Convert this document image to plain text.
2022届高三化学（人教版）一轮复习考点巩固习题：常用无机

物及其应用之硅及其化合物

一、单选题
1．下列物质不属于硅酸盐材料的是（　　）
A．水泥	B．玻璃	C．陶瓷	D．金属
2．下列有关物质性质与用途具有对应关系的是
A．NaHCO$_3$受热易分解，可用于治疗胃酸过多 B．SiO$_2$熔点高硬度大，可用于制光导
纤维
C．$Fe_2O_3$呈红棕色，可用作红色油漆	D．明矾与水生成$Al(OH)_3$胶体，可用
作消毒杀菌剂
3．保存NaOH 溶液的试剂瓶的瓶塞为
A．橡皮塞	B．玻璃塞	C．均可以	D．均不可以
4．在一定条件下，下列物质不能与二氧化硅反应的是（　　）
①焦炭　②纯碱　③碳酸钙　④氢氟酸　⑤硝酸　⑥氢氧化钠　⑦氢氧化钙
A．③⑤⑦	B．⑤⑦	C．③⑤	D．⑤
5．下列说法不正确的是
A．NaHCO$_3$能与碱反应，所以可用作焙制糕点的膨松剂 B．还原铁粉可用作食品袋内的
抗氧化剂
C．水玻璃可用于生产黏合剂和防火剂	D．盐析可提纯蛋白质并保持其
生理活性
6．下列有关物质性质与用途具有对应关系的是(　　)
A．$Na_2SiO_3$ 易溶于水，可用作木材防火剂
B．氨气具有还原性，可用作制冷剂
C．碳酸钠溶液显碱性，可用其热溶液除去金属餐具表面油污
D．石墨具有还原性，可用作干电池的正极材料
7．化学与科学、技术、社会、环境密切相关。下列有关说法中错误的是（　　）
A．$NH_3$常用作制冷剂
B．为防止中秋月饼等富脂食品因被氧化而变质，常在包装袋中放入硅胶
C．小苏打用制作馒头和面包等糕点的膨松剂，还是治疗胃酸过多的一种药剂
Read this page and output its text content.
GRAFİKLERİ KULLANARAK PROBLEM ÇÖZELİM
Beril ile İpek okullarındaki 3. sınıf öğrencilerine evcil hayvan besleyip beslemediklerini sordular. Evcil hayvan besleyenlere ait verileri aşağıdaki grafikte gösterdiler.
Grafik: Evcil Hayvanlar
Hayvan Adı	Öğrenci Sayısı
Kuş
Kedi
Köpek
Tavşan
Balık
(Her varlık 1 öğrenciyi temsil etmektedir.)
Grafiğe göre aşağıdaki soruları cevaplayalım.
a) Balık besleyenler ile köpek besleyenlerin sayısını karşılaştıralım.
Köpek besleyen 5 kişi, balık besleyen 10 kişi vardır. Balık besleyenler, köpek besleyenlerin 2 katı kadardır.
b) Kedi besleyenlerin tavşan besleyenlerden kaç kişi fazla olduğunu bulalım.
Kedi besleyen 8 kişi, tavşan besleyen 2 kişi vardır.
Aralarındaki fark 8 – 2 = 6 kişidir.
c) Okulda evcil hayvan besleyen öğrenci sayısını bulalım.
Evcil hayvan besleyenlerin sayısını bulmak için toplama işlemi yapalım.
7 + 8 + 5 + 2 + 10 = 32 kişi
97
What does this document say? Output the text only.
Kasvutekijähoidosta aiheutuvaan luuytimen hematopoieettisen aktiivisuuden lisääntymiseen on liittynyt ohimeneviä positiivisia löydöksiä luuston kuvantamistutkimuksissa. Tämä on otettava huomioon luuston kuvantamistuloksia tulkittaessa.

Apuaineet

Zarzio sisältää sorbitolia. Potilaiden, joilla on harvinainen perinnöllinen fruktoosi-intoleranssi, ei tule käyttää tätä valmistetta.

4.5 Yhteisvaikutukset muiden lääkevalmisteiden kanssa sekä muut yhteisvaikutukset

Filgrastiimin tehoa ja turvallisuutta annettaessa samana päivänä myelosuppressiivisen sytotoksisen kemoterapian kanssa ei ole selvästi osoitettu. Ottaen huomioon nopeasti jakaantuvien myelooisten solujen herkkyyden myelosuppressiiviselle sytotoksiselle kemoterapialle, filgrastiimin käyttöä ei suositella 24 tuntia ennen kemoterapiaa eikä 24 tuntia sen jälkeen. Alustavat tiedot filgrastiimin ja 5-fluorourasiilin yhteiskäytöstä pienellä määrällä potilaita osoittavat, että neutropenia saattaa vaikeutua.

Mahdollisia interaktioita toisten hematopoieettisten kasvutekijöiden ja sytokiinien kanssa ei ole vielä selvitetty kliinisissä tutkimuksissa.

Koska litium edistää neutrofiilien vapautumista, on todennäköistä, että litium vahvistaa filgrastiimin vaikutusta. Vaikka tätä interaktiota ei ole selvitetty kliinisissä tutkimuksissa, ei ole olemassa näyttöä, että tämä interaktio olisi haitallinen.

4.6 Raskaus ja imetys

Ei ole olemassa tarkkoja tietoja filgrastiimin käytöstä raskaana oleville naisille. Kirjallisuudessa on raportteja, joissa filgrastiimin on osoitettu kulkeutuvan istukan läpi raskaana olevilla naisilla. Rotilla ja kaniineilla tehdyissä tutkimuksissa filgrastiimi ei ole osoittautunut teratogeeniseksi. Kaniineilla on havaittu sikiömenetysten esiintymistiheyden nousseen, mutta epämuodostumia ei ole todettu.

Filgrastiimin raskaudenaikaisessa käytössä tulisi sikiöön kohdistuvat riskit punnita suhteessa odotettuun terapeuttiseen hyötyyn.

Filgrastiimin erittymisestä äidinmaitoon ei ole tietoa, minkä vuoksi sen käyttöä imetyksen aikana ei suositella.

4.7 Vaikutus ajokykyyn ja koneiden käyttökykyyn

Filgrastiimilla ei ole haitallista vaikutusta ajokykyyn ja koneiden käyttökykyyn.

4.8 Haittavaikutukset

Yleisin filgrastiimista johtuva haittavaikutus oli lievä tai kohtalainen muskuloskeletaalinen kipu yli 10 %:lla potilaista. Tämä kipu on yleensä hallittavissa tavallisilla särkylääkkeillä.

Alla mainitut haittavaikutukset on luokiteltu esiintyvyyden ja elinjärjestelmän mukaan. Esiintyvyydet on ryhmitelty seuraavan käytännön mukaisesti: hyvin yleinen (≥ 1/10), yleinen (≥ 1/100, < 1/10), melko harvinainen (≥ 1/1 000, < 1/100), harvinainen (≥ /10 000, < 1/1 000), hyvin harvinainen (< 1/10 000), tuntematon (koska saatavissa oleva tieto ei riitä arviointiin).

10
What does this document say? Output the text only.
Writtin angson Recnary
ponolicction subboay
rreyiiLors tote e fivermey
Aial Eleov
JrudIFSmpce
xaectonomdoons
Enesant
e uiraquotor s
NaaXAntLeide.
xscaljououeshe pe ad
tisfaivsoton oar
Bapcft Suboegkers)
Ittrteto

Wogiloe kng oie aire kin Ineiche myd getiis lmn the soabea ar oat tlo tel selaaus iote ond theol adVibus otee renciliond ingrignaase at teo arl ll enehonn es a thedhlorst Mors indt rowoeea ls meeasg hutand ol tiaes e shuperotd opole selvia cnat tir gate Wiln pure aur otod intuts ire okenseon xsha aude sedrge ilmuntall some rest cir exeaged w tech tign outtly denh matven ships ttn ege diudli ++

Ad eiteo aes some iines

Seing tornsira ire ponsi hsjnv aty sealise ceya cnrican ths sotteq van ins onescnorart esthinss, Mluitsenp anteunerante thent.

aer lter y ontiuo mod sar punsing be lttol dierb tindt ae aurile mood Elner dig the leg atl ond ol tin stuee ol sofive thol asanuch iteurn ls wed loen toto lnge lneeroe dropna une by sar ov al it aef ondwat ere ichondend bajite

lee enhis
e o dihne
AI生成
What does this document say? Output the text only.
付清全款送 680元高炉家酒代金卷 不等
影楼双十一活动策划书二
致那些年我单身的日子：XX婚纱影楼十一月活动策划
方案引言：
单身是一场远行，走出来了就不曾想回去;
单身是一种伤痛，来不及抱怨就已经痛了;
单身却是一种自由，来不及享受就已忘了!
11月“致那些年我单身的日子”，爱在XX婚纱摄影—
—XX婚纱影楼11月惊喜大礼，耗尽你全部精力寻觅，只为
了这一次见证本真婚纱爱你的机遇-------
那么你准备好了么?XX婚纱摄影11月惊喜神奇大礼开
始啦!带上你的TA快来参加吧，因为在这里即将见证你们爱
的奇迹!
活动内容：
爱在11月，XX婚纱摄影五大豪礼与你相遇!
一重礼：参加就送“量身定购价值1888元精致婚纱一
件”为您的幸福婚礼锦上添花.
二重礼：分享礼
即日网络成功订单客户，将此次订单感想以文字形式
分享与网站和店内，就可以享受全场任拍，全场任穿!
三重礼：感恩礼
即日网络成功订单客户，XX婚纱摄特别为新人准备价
———
WORK TO COMPLETE:
Extract each line holding the string "vaikutusta".

SOLUTION:
Koska litium edistää neutrofiilien vapautumista, on todennäköistä, että litium vahvistaa filgrastiimin vaikutusta. Vaikka tätä interaktiota ei ole selvitetty kliinisissä tutkimuksissa, ei ole olemassa näyttöä, että tämä interaktio olisi haitallinen.
Filgrastiimilla ei ole haitallista vaikutusta ajokykyyn ja koneiden käyttökykyyn.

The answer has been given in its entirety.